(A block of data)
☆ ☆ ☆ ☆ ☆

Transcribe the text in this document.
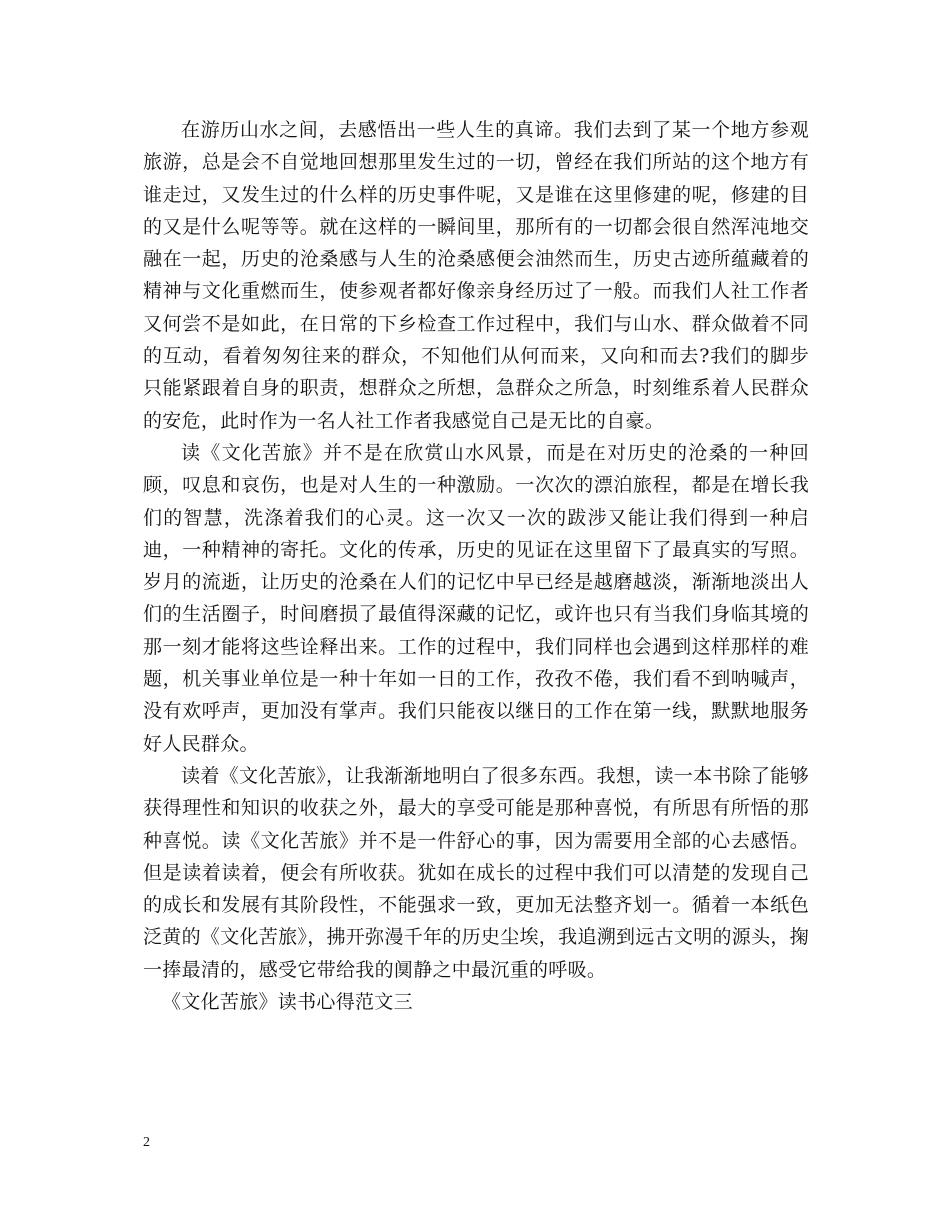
在游历山水之间，去感悟出一些人生的真谛。我们去到了某一个地方参观旅游，总是会不自觉地回想那里发生过的一切，曾经在我们所站的这个地方有谁走过，又发生过的什么样的历史事件呢，又是谁在这里修建的呢，修建的目的又是什么呢等等。就在这样的一瞬间里，那所有的一切都会很自然浑沌地交融在一起，历史的沧桑感与人生的沧桑感便会油然而生，历史古迹所蕴藏着的精神与文化重燃而生，使参观者都好像亲身经历过了一般。而我们人社工作者又何尝不是如此，在日常的下乡检查工作过程中，我们与山水、群众做着不同的互动，看着匆匆往来的群众，不知他们从何而来，又向和而去?我们的脚步只能紧跟着自身的职责，想群众之所想，急群众之所急，时刻维系着人民群众的安危，此时作为一名人社工作者我感觉自己是无比的自豪。

读《文化苦旅》并不是在欣赏山水风景，而是在对历史的沧桑的一种回顾，叹息和哀伤，也是对人生的一种激励。一次次的漂泊旅程，都是在增长我们的智慧，洗涤着我们的心灵。这一次又一次的跋涉又能让我们得到一种启迪，一种精神的寄托。文化的传承，历史的见证在这里留下了最真实的写照。岁月的流逝，让历史的沧桑在人们的记忆中早已经是越磨越淡，渐渐地淡出人们的生活圈子，时间磨损了最值得深藏的记忆，或许也只有当我们身临其境的那一刻才能将这些诠释出来。工作的过程中，我们同样也会遇到这样那样的难题，机关事业单位是一种十年如一日的工作，孜孜不倦，我们看不到呐喊声，没有欢呼声，更加没有掌声。我们只能夜以继日的工作在第一线，默默地服务好人民群众。

读着《文化苦旅》，让我渐渐地明白了很多东西。我想，读一本书除了能够获得理性和知识的收获之外，最大的享受可能是那种喜悦，有所思有所悟的那种喜悦。读《文化苦旅》并不是一件舒心的事，因为需要用全部的心去感悟。但是读着读着，便会有所收获。犹如在成长的过程中我们可以清楚的发现自己的成长和发展有其阶段性，不能强求一致，更加无法整齐划一。循着一本纸色泛黄的《文化苦旅》，拂开弥漫千年的历史尘埃，我追溯到远古文明的源头，掬一捧最清的，感受它带给我的阒静之中最沉重的呼吸。

《文化苦旅》读书心得范文三

2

☆ ☆ ☆ ☆ ☆

Problem to solve: Where does the word "文化苦旅" appear? Return each line that holds it.

Answer to this problem:
读《文化苦旅》并不是在欣赏山水风景，而是在对历史的沧桑的一种回顾，叹息和哀伤，也是对人生的一种激励。一次次的漂泊旅程，都是在增长我们的智慧，洗涤着我们的心灵。这一次又一次的跋涉又能让我们得到一种启迪，一种精神的寄托。文化的传承，历史的见证在这里留下了最真实的写照。岁月的流逝，让历史的沧桑在人们的记忆中早已经是越磨越淡，渐渐地淡出人们的生活圈子，时间磨损了最值得深藏的记忆，或许也只有当我们身临其境的那一刻才能将这些诠释出来。工作的过程中，我们同样也会遇到这样那样的难题，机关事业单位是一种十年如一日的工作，孜孜不倦，我们看不到呐喊声，没有欢呼声，更加没有掌声。我们只能夜以继日的工作在第一线，默默地服务好人民群众。
读着《文化苦旅》，让我渐渐地明白了很多东西。我想，读一本书除了能够获得理性和知识的收获之外，最大的享受可能是那种喜悦，有所思有所悟的那种喜悦。读《文化苦旅》并不是一件舒心的事，因为需要用全部的心去感悟。但是读着读着，便会有所收获。犹如在成长的过程中我们可以清楚的发现自己的成长和发展有其阶段性，不能强求一致，更加无法整齐划一。循着一本纸色泛黄的《文化苦旅》，拂开弥漫千年的历史尘埃，我追溯到远古文明的源头，掬一捧最清的，感受它带给我的阒静之中最沉重的呼吸。
《文化苦旅》读书心得范文三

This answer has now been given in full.